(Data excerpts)
****************
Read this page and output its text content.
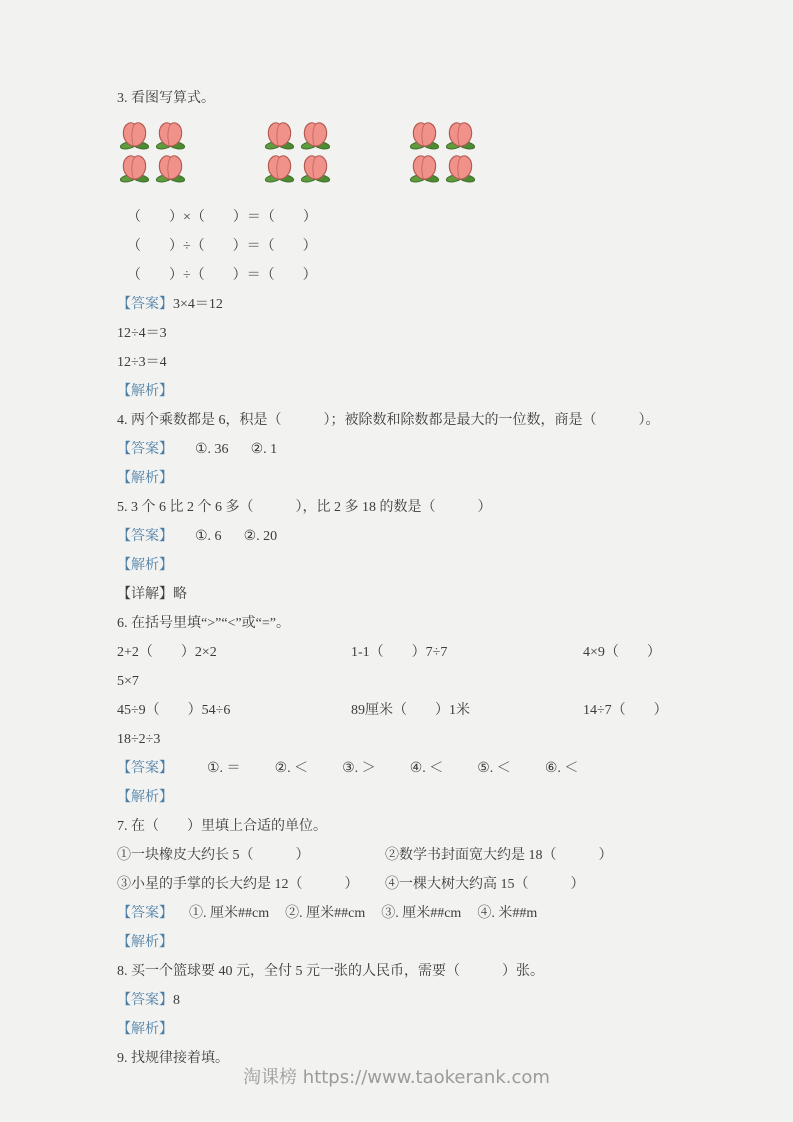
3. 看图写算式。

（　　）×（　　）＝（　　）

（　　）÷（　　）＝（　　）

（　　）÷（　　）＝（　　）

【答案】3×4＝12

12÷4＝3

12÷3＝4

【解析】

4. 两个乘数都是 6，积是（　　　）；被除数和除数都是最大的一位数，商是（　　　）。

【答案】 ①. 36 ②. 1

【解析】

5. 3 个 6 比 2 个 6 多（　　　），比 2 多 18 的数是（　　　）

【答案】 ①. 6 ②. 20

【解析】

【详解】略

6. 在括号里填“>”“<”或“=”。

2+2（　　）2×2	1-1（　　）7÷7	4×9（　　）

5×7

45÷9（　　）54÷6	89厘米（　　）1米	14÷7（　　）

18÷2÷3

【答案】 ①. ＝ ②. ＜ ③. ＞ ④. ＜ ⑤. ＜ ⑥. ＜

【解析】

7. 在（　　）里填上合适的单位。

①一块橡皮大约长 5（　　　）	②数学书封面宽大约是 18（　　　）

③小星的手掌的长大约是 12（　　　）	④一棵大树大约高 15（　　　）

【答案】 ①. 厘米##cm ②. 厘米##cm ③. 厘米##cm ④. 米##m

【解析】

8. 买一个篮球要 40 元，全付 5 元一张的人民币，需要（　　　）张。

【答案】8

【解析】

9. 找规律接着填。

淘课榜 https://www.taokerank.com
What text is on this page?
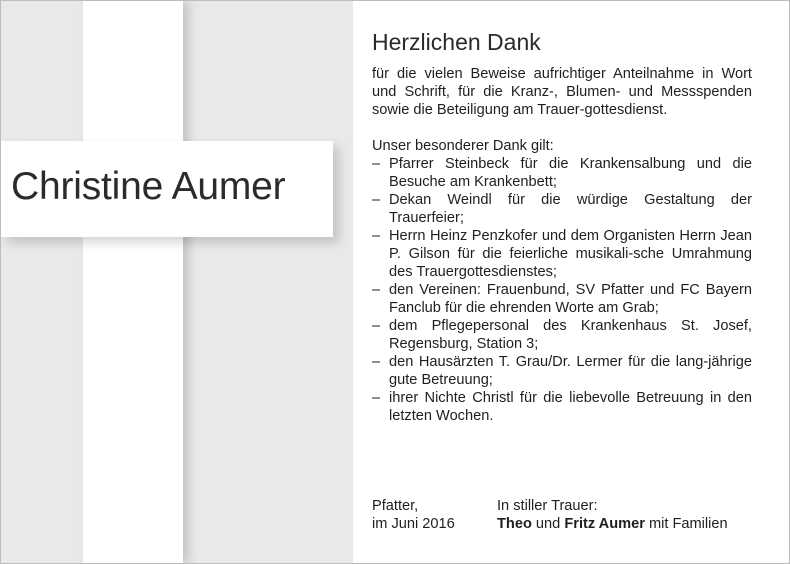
Christine Aumer
Herzlichen Dank

für die vielen Beweise aufrichtiger Anteilnahme in Wort und Schrift, für die Kranz-, Blumen- und Messspenden sowie die Beteiligung am Trauer-gottesdienst.

Unser besonderer Dank gilt:
– Pfarrer Steinbeck für die Krankensalbung und die Besuche am Krankenbett;
– Dekan Weindl für die würdige Gestaltung der Trauerfeier;
– Herrn Heinz Penzkofer und dem Organisten Herrn Jean P. Gilson für die feierliche musikali-sche Umrahmung des Trauergottesdienstes;
– den Vereinen: Frauenbund, SV Pfatter und FC Bayern Fanclub für die ehrenden Worte am Grab;
– dem Pflegepersonal des Krankenhaus St. Josef, Regensburg, Station 3;
– den Hausärzten T. Grau/Dr. Lermer für die lang-jährige gute Betreuung;
– ihrer Nichte Christl für die liebevolle Betreuung in den letzten Wochen.
Pfatter,
im Juni 2016
In stiller Trauer:
Theo und Fritz Aumer mit Familien
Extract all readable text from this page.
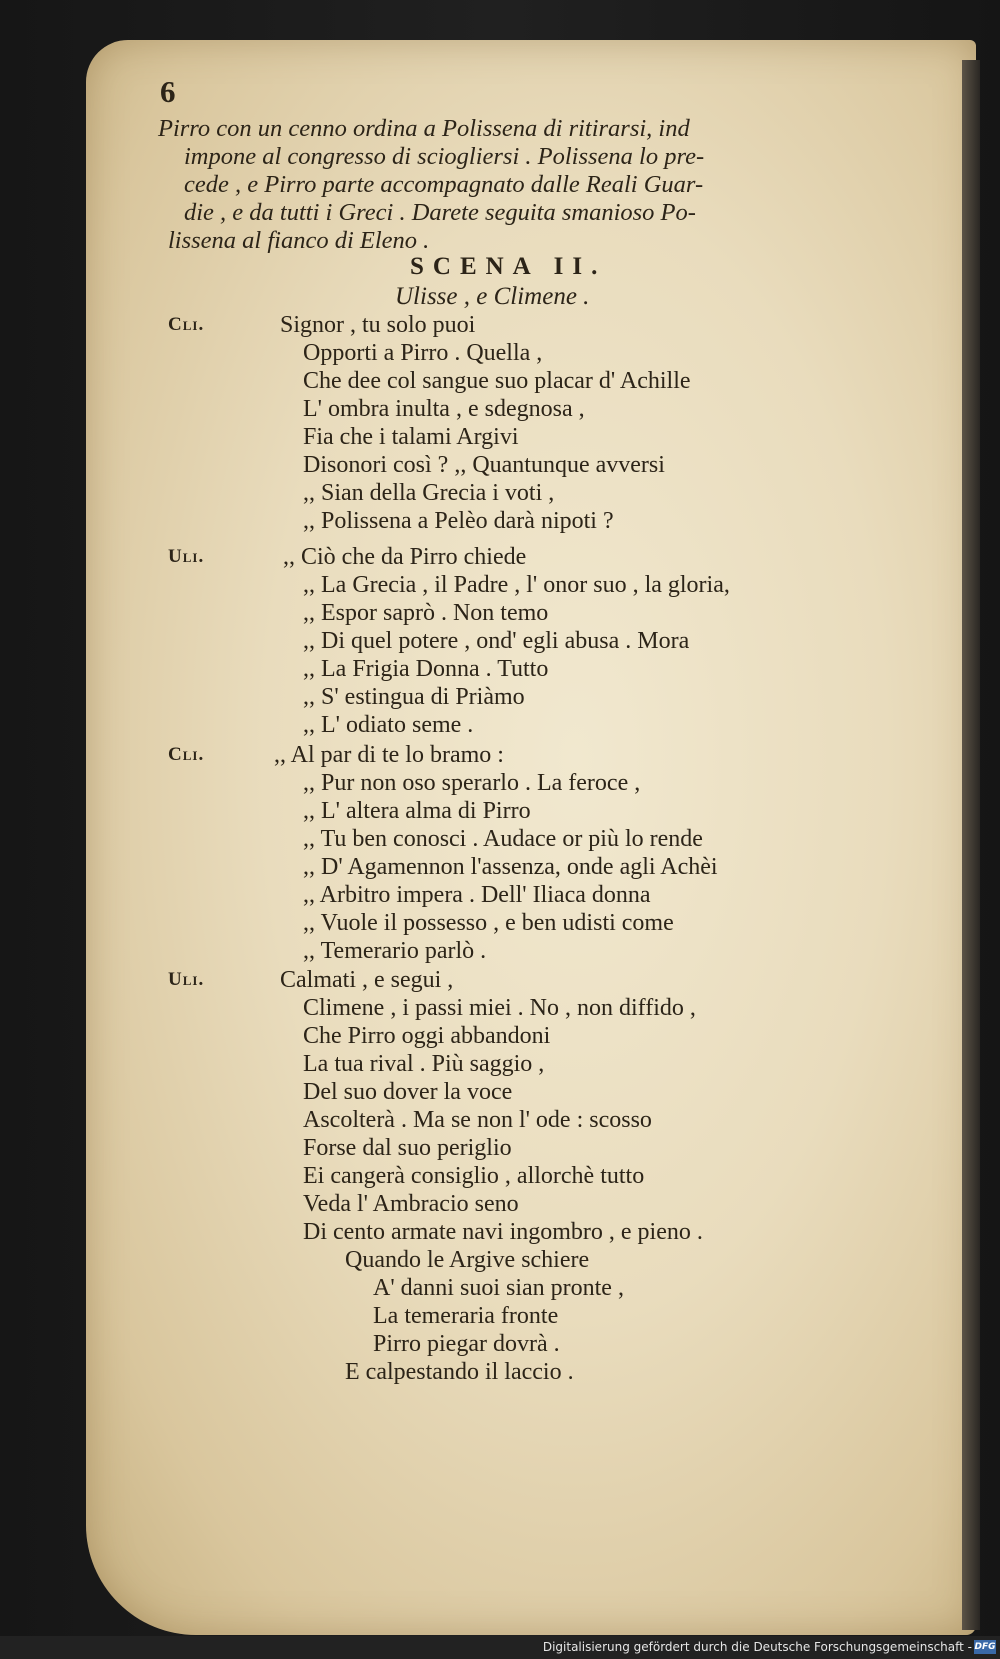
6

Pirro con un cenno ordina a Polissena di ritirarsi, ind
impone al congresso di sciogliersi . Polissena lo pre-
cede , e Pirro parte accompagnato dalle Reali Guar-
die , e da tutti i Greci . Darete seguita smanioso Po-
lissena al fianco di Eleno .

SCENA II.
Ulisse , e Climene .
Cli.	Signor , tu solo puoi
Opporti a Pirro . Quella ,
Che dee col sangue suo placar d' Achille
L' ombra inulta , e sdegnosa ,
Fia che i talami Argivi
Disonori così ? ,, Quantunque avversi
,, Sian della Grecia i voti ,
,, Polissena a Pelèo darà nipoti ?
Uli.	,, Ciò che da Pirro chiede
,, La Grecia , il Padre , l' onor suo , la gloria,
,, Espor saprò . Non temo
,, Di quel potere , ond' egli abusa . Mora
,, La Frigia Donna . Tutto
,, S' estingua di Priàmo
,, L' odiato seme .
Cli.	,, Al par di te lo bramo :
,, Pur non oso sperarlo . La feroce ,
,, L' altera alma di Pirro
,, Tu ben conosci . Audace or più lo rende
,, D' Agamennon l'assenza, onde agli Achèi
,, Arbitro impera . Dell' Iliaca donna
,, Vuole il possesso , e ben udisti come
,, Temerario parlò .
Uli.	Calmati , e segui ,
Climene , i passi miei . No , non diffido ,
Che Pirro oggi abbandoni
La tua rival . Più saggio ,
Del suo dover la voce
Ascolterà . Ma se non l' ode : scosso
Forse dal suo periglio
Ei cangerà consiglio , allorchè tutto
Veda l' Ambracio seno
Di cento armate navi ingombro , e pieno .
Quando le Argive schiere
A' danni suoi sian pronte ,
La temeraria fronte
Pirro piegar dovrà .
E calpestando il laccio .
Digitalisierung gefördert durch die Deutsche Forschungsgemeinschaft - DFG
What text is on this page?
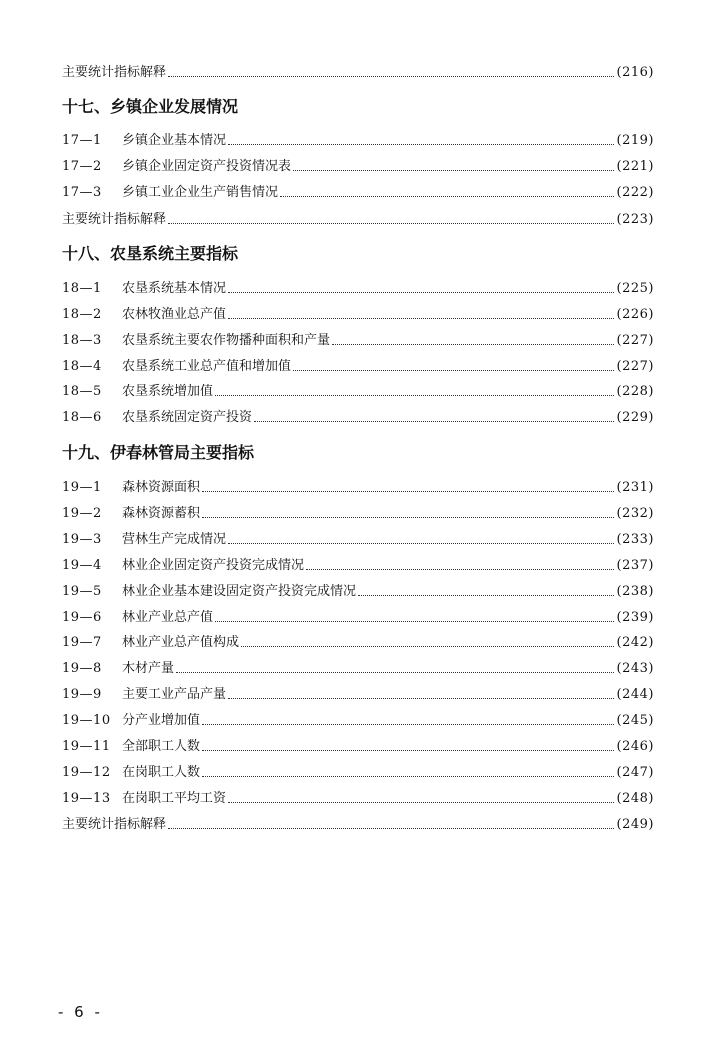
主要统计指标解释	(216)
十七、乡镇企业发展情况
17—1	乡镇企业基本情况	(219)
17—2	乡镇企业固定资产投资情况表	(221)
17—3	乡镇工业企业生产销售情况	(222)
主要统计指标解释	(223)
十八、农垦系统主要指标
18—1	农垦系统基本情况	(225)
18—2	农林牧渔业总产值	(226)
18—3	农垦系统主要农作物播种面积和产量	(227)
18—4	农垦系统工业总产值和增加值	(227)
18—5	农垦系统增加值	(228)
18—6	农垦系统固定资产投资	(229)
十九、伊春林管局主要指标
19—1	森林资源面积	(231)
19—2	森林资源蓄积	(232)
19—3	营林生产完成情况	(233)
19—4	林业企业固定资产投资完成情况	(237)
19—5	林业企业基本建设固定资产投资完成情况	(238)
19—6	林业产业总产值	(239)
19—7	林业产业总产值构成	(242)
19—8	木材产量	(243)
19—9	主要工业产品产量	(244)
19—10 分产业增加值	(245)
19—11 全部职工人数	(246)
19—12 在岗职工人数	(247)
19—13 在岗职工平均工资	(248)
主要统计指标解释	(249)
- 6 -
****************
### EXERCISE REQUIREMENTS
Look through the material above. Copy each line where the word "Betreuung" appears.

### FULL OUTPUT
– den Hausärzten T. Grau/Dr. Lermer für die lang-jährige gute Betreuung;
– ihrer Nichte Christl für die liebevolle Betreuung in den letzten Wochen.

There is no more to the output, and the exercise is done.